Collection entries
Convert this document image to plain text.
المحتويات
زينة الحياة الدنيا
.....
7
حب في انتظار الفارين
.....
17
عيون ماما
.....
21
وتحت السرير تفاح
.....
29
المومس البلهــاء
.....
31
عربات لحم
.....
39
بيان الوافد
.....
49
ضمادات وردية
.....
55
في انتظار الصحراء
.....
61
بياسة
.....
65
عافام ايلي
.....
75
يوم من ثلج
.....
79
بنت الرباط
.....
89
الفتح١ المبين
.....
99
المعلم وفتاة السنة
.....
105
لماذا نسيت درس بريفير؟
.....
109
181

◆ The exercise
Compute the number of lines above that contain the string "انتظار". Reply with that value only.

◆ Output of the exercise
2